■ Objective: In the data that follows, count each line holding the string "sich"; answer with the number only.
--- start of Listing ---
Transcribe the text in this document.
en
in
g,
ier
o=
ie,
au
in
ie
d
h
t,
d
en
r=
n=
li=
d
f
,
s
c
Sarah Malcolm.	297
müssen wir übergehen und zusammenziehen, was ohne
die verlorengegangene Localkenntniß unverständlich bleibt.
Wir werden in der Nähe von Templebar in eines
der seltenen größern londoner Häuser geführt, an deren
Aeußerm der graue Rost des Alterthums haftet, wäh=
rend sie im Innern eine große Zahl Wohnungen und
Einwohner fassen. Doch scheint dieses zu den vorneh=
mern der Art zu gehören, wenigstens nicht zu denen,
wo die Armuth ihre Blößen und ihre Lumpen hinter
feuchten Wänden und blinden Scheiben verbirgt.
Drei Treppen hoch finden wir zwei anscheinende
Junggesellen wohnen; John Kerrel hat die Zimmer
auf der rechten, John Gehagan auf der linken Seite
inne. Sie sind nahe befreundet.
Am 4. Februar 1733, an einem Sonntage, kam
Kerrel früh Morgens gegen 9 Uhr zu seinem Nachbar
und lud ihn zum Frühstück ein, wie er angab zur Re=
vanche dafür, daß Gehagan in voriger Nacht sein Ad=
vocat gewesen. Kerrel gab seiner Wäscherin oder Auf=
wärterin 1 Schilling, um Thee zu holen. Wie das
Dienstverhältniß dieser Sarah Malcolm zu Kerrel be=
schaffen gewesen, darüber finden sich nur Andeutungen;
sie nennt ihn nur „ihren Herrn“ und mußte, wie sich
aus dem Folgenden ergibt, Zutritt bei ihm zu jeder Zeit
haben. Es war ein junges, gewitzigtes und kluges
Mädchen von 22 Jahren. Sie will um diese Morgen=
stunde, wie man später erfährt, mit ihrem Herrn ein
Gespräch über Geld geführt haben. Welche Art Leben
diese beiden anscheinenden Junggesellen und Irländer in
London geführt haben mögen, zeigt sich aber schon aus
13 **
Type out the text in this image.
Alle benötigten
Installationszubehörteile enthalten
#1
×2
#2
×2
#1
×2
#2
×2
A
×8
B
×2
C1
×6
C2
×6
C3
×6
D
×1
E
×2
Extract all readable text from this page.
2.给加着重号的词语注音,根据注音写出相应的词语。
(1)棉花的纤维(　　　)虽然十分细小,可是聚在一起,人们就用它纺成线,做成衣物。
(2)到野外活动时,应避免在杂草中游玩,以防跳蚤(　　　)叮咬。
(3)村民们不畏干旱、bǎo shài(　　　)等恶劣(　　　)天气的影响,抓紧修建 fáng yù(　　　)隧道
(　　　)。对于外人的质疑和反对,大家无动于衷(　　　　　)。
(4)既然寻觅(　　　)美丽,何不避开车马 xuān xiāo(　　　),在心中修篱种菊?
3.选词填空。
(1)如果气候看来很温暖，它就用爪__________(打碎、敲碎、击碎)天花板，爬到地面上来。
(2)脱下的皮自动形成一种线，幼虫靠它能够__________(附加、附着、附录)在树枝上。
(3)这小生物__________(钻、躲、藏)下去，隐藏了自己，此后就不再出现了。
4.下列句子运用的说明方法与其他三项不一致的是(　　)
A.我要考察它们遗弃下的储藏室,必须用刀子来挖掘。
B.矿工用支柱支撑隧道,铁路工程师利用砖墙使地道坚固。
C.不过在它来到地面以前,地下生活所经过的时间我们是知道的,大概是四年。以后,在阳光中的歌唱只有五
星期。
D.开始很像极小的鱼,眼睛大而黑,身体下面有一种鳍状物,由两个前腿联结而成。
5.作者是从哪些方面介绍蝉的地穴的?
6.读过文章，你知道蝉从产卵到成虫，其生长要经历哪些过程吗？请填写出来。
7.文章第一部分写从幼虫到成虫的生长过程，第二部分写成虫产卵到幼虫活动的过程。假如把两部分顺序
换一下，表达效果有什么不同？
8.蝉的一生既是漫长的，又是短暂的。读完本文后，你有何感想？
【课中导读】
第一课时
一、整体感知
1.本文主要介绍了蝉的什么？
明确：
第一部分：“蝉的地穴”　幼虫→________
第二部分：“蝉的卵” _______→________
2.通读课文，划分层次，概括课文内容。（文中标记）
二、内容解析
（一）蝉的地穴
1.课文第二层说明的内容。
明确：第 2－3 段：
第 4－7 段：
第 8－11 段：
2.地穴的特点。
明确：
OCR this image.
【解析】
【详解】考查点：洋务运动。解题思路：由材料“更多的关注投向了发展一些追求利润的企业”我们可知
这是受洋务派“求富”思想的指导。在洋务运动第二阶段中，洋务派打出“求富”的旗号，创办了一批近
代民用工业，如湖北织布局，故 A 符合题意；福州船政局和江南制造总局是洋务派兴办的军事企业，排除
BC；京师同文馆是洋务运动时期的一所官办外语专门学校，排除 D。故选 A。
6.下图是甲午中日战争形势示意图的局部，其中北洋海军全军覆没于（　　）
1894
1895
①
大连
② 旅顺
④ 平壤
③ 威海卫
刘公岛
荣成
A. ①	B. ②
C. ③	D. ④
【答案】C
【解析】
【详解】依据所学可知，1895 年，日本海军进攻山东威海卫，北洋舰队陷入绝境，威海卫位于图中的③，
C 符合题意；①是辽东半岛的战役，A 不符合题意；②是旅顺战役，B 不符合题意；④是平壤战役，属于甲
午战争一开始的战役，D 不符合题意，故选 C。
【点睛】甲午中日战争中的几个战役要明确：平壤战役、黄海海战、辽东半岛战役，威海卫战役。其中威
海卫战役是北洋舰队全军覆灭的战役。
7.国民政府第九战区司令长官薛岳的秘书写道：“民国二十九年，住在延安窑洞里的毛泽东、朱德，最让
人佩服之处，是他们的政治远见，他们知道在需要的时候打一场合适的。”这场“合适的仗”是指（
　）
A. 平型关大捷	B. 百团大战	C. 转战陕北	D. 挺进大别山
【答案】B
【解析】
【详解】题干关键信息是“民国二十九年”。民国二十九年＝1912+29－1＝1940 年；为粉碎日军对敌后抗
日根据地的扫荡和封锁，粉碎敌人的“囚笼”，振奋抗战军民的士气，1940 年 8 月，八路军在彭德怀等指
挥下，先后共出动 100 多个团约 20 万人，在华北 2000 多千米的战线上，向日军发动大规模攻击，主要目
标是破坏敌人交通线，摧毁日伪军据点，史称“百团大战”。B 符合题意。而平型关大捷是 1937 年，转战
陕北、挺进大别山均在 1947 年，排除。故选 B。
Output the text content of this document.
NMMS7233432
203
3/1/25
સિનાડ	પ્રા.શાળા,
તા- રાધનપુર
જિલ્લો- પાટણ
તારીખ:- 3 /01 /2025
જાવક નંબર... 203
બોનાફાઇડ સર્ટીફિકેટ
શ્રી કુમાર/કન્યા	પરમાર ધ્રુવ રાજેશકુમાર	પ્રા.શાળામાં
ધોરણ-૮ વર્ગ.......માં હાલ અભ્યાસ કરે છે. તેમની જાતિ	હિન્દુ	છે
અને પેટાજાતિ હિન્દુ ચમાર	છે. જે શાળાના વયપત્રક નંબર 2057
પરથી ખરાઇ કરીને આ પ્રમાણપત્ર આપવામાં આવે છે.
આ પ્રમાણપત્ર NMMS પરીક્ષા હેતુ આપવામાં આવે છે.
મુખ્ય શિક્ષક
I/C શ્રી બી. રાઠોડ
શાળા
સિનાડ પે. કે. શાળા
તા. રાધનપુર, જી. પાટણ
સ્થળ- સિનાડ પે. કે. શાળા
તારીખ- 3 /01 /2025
--- end of Listing ---
■ Result for this exercise: 3